▼

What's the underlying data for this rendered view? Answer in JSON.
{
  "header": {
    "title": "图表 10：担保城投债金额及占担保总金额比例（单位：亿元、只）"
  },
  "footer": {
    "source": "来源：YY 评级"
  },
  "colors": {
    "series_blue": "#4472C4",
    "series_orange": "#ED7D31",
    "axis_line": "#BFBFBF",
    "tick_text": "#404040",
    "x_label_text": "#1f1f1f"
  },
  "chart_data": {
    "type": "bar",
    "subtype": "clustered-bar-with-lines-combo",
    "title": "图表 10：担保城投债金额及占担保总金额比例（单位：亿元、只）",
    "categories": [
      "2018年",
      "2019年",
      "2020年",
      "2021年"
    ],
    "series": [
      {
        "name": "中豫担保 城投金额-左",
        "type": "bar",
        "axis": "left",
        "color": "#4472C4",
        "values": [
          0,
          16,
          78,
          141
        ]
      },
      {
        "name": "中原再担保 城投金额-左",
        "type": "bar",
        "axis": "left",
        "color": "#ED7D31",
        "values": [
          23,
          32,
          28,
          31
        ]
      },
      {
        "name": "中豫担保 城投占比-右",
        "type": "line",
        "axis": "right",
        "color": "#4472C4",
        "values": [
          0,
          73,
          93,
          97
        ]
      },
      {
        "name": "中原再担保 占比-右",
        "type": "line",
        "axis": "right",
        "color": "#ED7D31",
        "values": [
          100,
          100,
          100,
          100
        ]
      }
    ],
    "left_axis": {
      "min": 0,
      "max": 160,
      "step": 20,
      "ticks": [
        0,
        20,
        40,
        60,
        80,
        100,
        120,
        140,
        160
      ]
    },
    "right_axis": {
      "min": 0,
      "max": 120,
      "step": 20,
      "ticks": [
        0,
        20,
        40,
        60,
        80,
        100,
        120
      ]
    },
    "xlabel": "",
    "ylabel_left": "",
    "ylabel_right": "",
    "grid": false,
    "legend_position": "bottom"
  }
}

▲

Work to do: Could you reproduce every record above exactly as it appears?

Task response:
What's the underlying data for this rendered view? Answer in JSON.
{
  "header": {
    "title": "图表 10：担保城投债金额及占担保总金额比例（单位：亿元、只）"
  },
  "footer": {
    "source": "来源：YY 评级"
  },
  "colors": {
    "series_blue": "#4472C4",
    "series_orange": "#ED7D31",
    "axis_line": "#BFBFBF",
    "tick_text": "#404040",
    "x_label_text": "#1f1f1f"
  },
  "chart_data": {
    "type": "bar",
    "subtype": "clustered-bar-with-lines-combo",
    "title": "图表 10：担保城投债金额及占担保总金额比例（单位：亿元、只）",
    "categories": [
      "2018年",
      "2019年",
      "2020年",
      "2021年"
    ],
    "series": [
      {
        "name": "中豫担保 城投金额-左",
        "type": "bar",
        "axis": "left",
        "color": "#4472C4",
        "values": [
          0,
          16,
          78,
          141
        ]
      },
      {
        "name": "中原再担保 城投金额-左",
        "type": "bar",
        "axis": "left",
        "color": "#ED7D31",
        "values": [
          23,
          32,
          28,
          31
        ]
      },
      {
        "name": "中豫担保 城投占比-右",
        "type": "line",
        "axis": "right",
        "color": "#4472C4",
        "values": [
          0,
          73,
          93,
          97
        ]
      },
      {
        "name": "中原再担保 占比-右",
        "type": "line",
        "axis": "right",
        "color": "#ED7D31",
        "values": [
          100,
          100,
          100,
          100
        ]
      }
    ],
    "left_axis": {
      "min": 0,
      "max": 160,
      "step": 20,
      "ticks": [
        0,
        20,
        40,
        60,
        80,
        100,
        120,
        140,
        160
      ]
    },
    "right_axis": {
      "min": 0,
      "max": 120,
      "step": 20,
      "ticks": [
        0,
        20,
        40,
        60,
        80,
        100,
        120
      ]
    },
    "xlabel": "",
    "ylabel_left": "",
    "ylabel_right": "",
    "grid": false,
    "legend_position": "bottom"
  }
}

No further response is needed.